>>>

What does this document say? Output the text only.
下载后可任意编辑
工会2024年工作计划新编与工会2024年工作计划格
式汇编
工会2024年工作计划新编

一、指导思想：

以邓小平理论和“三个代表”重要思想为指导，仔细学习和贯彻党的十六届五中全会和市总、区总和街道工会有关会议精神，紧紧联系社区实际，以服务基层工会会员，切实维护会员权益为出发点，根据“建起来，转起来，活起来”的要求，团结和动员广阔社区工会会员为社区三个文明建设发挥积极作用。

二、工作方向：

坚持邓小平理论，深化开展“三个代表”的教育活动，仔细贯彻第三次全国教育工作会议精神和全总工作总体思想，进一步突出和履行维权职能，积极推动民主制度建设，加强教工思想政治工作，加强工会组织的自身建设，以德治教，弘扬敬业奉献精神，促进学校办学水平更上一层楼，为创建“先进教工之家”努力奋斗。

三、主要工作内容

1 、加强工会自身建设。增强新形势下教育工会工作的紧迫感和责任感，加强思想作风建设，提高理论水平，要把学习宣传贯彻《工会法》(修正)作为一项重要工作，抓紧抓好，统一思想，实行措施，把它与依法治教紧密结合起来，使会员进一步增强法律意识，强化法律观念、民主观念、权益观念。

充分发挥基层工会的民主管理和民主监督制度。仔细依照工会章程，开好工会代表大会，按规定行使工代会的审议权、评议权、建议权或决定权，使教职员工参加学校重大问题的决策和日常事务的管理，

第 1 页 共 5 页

<<<
>>>

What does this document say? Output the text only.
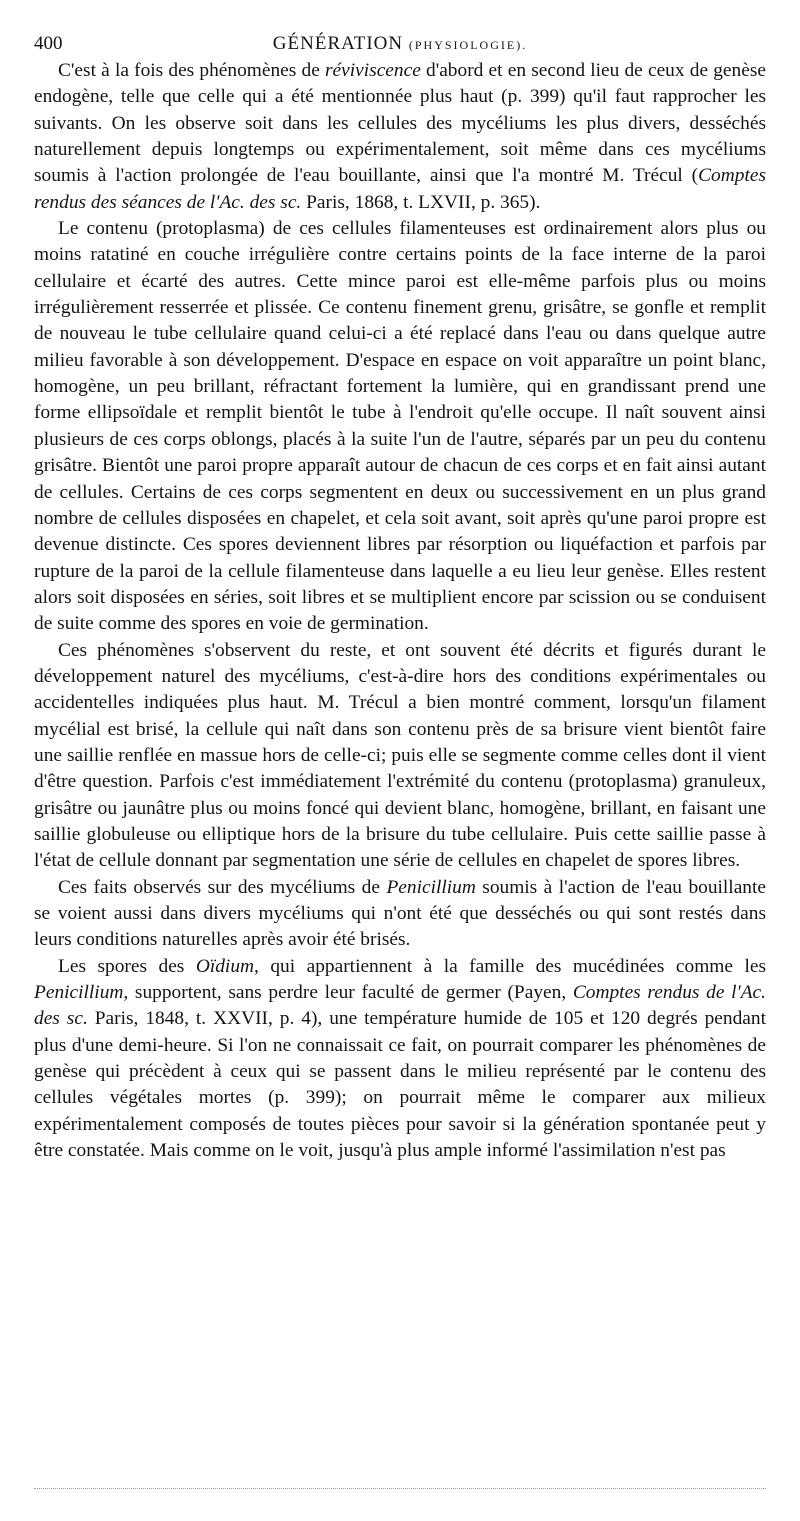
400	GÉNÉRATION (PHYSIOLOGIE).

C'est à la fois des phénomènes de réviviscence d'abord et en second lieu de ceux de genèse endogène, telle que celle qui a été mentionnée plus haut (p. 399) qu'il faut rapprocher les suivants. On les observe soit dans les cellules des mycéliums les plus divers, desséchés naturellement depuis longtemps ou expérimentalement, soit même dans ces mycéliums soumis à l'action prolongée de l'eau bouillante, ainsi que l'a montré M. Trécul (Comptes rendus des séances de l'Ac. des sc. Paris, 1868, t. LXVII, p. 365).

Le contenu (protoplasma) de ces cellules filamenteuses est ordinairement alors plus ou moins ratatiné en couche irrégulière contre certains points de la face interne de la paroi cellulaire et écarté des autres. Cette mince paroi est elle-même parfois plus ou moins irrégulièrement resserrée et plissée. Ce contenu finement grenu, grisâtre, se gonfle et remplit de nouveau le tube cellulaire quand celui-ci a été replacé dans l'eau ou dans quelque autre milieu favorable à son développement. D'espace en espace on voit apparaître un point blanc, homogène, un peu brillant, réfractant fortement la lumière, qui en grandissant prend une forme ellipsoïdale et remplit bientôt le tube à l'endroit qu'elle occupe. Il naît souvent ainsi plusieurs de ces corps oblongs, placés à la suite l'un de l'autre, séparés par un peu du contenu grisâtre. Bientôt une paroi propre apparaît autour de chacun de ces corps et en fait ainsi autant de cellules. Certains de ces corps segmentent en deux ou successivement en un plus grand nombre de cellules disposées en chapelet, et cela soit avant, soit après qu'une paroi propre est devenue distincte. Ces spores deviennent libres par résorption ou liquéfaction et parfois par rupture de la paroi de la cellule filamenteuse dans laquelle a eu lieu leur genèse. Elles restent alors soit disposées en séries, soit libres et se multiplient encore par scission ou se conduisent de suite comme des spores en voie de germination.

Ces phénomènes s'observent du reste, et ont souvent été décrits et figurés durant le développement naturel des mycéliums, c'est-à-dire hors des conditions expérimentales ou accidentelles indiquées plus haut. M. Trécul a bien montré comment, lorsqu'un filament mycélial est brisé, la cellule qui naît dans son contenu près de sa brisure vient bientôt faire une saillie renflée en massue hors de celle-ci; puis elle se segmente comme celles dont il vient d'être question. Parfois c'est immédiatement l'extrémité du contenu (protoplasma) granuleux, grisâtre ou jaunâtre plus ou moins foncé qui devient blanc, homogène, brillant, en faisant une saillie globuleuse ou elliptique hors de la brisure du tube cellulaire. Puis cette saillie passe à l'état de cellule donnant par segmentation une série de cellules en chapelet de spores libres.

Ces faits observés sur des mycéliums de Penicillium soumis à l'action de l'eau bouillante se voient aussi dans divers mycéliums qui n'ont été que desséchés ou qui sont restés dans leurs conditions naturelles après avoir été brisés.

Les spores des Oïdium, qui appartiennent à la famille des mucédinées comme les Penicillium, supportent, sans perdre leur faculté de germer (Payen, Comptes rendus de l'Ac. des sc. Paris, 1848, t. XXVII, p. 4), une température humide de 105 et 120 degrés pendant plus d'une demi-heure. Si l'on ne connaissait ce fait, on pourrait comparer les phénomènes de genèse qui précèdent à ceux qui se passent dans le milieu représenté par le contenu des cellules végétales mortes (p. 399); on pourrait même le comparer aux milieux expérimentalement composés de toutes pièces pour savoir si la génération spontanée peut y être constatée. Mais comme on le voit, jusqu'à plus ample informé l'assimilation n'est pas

<<<

BRIEF
Collect each line containing the string "divers".

RESPONSE TO THIS TASK
C'est à la fois des phénomènes de réviviscence d'abord et en second lieu de ceux de genèse endogène, telle que celle qui a été mentionnée plus haut (p. 399) qu'il faut rapprocher les suivants. On les observe soit dans les cellules des mycéliums les plus divers, desséchés naturellement depuis longtemps ou expérimentalement, soit même dans ces mycéliums soumis à l'action prolongée de l'eau bouillante, ainsi que l'a montré M. Trécul (Comptes rendus des séances de l'Ac. des sc. Paris, 1868, t. LXVII, p. 365).
Ces faits observés sur des mycéliums de Penicillium soumis à l'action de l'eau bouillante se voient aussi dans divers mycéliums qui n'ont été que desséchés ou qui sont restés dans leurs conditions naturelles après avoir été brisés.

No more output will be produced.